▶ **EXERCISE AIM**
Please reproduce every record, keeping each one exactly as written.

▶ **INPUT RECORDS**
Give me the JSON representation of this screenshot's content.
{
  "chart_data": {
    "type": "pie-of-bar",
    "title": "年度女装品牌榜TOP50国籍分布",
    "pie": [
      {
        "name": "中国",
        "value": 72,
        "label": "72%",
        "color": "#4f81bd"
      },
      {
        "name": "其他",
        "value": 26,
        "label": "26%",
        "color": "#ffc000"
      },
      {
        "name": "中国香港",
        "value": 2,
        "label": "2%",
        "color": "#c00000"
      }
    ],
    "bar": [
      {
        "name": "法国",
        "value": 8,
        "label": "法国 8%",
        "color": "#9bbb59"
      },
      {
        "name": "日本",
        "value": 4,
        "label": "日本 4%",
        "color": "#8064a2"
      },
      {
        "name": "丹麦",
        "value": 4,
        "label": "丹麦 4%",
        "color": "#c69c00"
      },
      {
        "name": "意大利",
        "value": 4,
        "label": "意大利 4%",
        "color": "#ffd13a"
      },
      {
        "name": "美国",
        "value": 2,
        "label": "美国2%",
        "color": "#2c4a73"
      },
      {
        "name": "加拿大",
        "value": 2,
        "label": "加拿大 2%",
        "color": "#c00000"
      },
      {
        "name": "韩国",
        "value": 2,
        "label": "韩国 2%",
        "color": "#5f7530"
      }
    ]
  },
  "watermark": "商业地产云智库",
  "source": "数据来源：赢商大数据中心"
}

▶ **TASK OUTPUT**
Give me the JSON representation of this screenshot's content.
{
  "chart_data": {
    "type": "pie-of-bar",
    "title": "年度女装品牌榜TOP50国籍分布",
    "pie": [
      {
        "name": "中国",
        "value": 72,
        "label": "72%",
        "color": "#4f81bd"
      },
      {
        "name": "其他",
        "value": 26,
        "label": "26%",
        "color": "#ffc000"
      },
      {
        "name": "中国香港",
        "value": 2,
        "label": "2%",
        "color": "#c00000"
      }
    ],
    "bar": [
      {
        "name": "法国",
        "value": 8,
        "label": "法国 8%",
        "color": "#9bbb59"
      },
      {
        "name": "日本",
        "value": 4,
        "label": "日本 4%",
        "color": "#8064a2"
      },
      {
        "name": "丹麦",
        "value": 4,
        "label": "丹麦 4%",
        "color": "#c69c00"
      },
      {
        "name": "意大利",
        "value": 4,
        "label": "意大利 4%",
        "color": "#ffd13a"
      },
      {
        "name": "美国",
        "value": 2,
        "label": "美国2%",
        "color": "#2c4a73"
      },
      {
        "name": "加拿大",
        "value": 2,
        "label": "加拿大 2%",
        "color": "#c00000"
      },
      {
        "name": "韩国",
        "value": 2,
        "label": "韩国 2%",
        "color": "#5f7530"
      }
    ]
  },
  "watermark": "商业地产云智库",
  "source": "数据来源：赢商大数据中心"
}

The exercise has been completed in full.